>> start Data excerpts

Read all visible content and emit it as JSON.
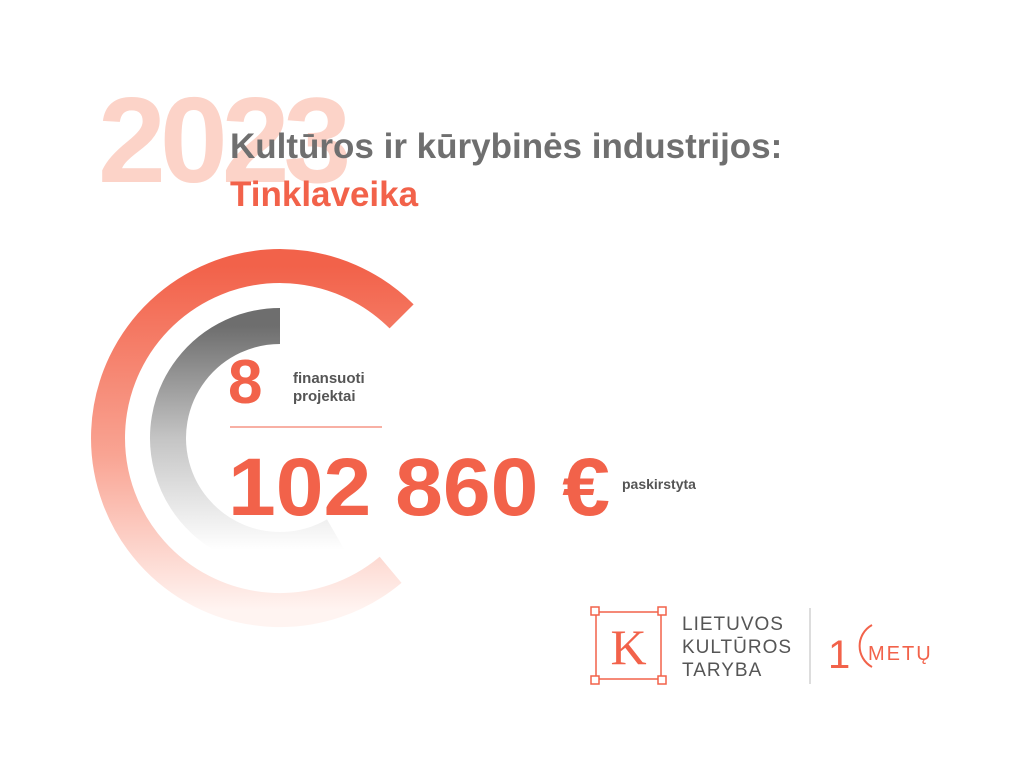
{
  "header": {
    "year": "2023",
    "title": "Kultūros ir kūrybinės industrijos:",
    "subtitle": "Tinklaveika"
  },
  "stats": {
    "count": "8",
    "count_label": [
      "finansuoti",
      "projektai"
    ],
    "amount": "102 860 €",
    "amount_label": "paskirstyta"
  },
  "logo": {
    "letter": "K",
    "lines": [
      "LIETUVOS",
      "KULTŪROS",
      "TARYBA"
    ],
    "anniversary_digit": "1",
    "anniversary_word": "METŲ"
  }
}
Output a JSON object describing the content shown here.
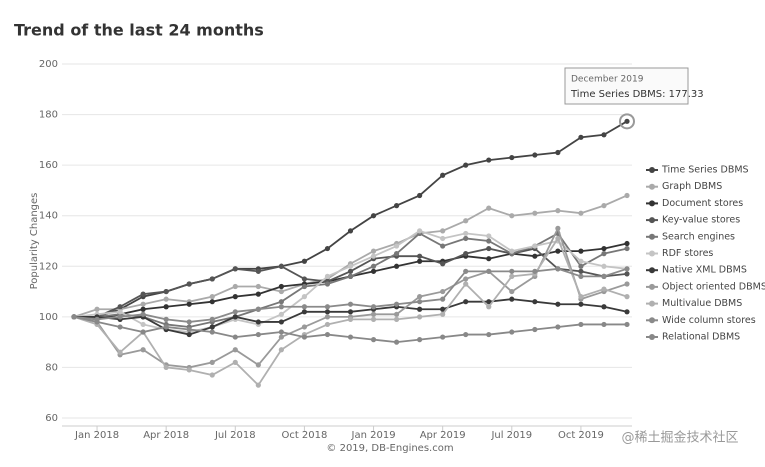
{
  "chart_data": {
    "type": "line",
    "title": "Trend of the last 24 months",
    "y_label": "Popularity Changes",
    "source": "© 2019, DB-Engines.com",
    "watermark": "@稀土掘金技术社区",
    "tooltip": {
      "title": "December 2019",
      "text": "Time Series DBMS: 177.33"
    },
    "categories": [
      null,
      "Jan 2018",
      null,
      null,
      "Apr 2018",
      null,
      null,
      "Jul 2018",
      null,
      null,
      "Oct 2018",
      null,
      null,
      "Jan 2019",
      null,
      null,
      "Apr 2019",
      null,
      null,
      "Jul 2019",
      null,
      null,
      "Oct 2019",
      null,
      null
    ],
    "ylim": [
      60,
      200
    ],
    "yticks": [
      60,
      80,
      100,
      120,
      140,
      160,
      180,
      200
    ],
    "legend": "right",
    "series": [
      {
        "name": "Time Series DBMS",
        "color": "#444444",
        "values": [
          100,
          100,
          103,
          108,
          110,
          113,
          115,
          119,
          119,
          120,
          122,
          127,
          134,
          140,
          144,
          148,
          156,
          160,
          162,
          163,
          164,
          165,
          171,
          172,
          177.33
        ]
      },
      {
        "name": "Graph DBMS",
        "color": "#aaaaaa",
        "values": [
          100,
          103,
          103,
          105,
          107,
          106,
          108,
          112,
          112,
          110,
          113,
          115,
          121,
          126,
          129,
          133,
          134,
          138,
          143,
          140,
          141,
          142,
          141,
          144,
          148
        ]
      },
      {
        "name": "Document stores",
        "color": "#333333",
        "values": [
          100,
          99,
          101,
          103,
          104,
          105,
          106,
          108,
          109,
          112,
          113,
          114,
          116,
          118,
          120,
          122,
          122,
          124,
          123,
          125,
          124,
          126,
          126,
          127,
          129
        ]
      },
      {
        "name": "Key-value stores",
        "color": "#555555",
        "values": [
          100,
          100,
          104,
          109,
          110,
          113,
          115,
          119,
          118,
          120,
          115,
          114,
          118,
          123,
          124,
          124,
          121,
          125,
          127,
          125,
          127,
          119,
          118,
          116,
          117
        ]
      },
      {
        "name": "Search engines",
        "color": "#777777",
        "values": [
          100,
          100,
          101,
          100,
          97,
          96,
          98,
          100,
          103,
          106,
          112,
          113,
          116,
          120,
          125,
          133,
          128,
          131,
          130,
          125,
          128,
          133,
          120,
          125,
          127
        ]
      },
      {
        "name": "RDF stores",
        "color": "#c4c4c4",
        "values": [
          100,
          101,
          102,
          97,
          95,
          94,
          96,
          99,
          97,
          101,
          108,
          116,
          120,
          124,
          128,
          134,
          131,
          133,
          132,
          126,
          128,
          130,
          122,
          120,
          119
        ]
      },
      {
        "name": "Native XML DBMS",
        "color": "#3a3a3a",
        "values": [
          100,
          100,
          99,
          100,
          95,
          93,
          96,
          100,
          98,
          98,
          102,
          102,
          102,
          103,
          104,
          103,
          103,
          106,
          106,
          107,
          106,
          105,
          105,
          104,
          102
        ]
      },
      {
        "name": "Object oriented DBMS",
        "color": "#9a9a9a",
        "values": [
          100,
          98,
          85,
          87,
          81,
          80,
          82,
          87,
          81,
          92,
          96,
          100,
          100,
          101,
          101,
          108,
          110,
          115,
          118,
          110,
          116,
          135,
          107,
          110,
          113
        ]
      },
      {
        "name": "Multivalue DBMS",
        "color": "#b0b0b0",
        "values": [
          100,
          97,
          86,
          94,
          80,
          79,
          77,
          82,
          73,
          87,
          93,
          97,
          99,
          99,
          99,
          100,
          101,
          113,
          104,
          116,
          117,
          131,
          108,
          111,
          108
        ]
      },
      {
        "name": "Wide column stores",
        "color": "#8a8a8a",
        "values": [
          100,
          99,
          100,
          101,
          99,
          98,
          99,
          102,
          103,
          104,
          104,
          104,
          105,
          104,
          105,
          106,
          107,
          118,
          118,
          118,
          118,
          119,
          116,
          116,
          119
        ]
      },
      {
        "name": "Relational DBMS",
        "color": "#888888",
        "values": [
          100,
          98,
          96,
          94,
          96,
          95,
          94,
          92,
          93,
          94,
          92,
          93,
          92,
          91,
          90,
          91,
          92,
          93,
          93,
          94,
          95,
          96,
          97,
          97,
          97
        ]
      }
    ]
  }
}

>> end Data excerpts

=== Exercise ===
Only lines with the string "content" belong in your answer; copy each one.

=== Answer ===
Read all visible content and emit it as JSON.
Output a JSON object describing the content shown here.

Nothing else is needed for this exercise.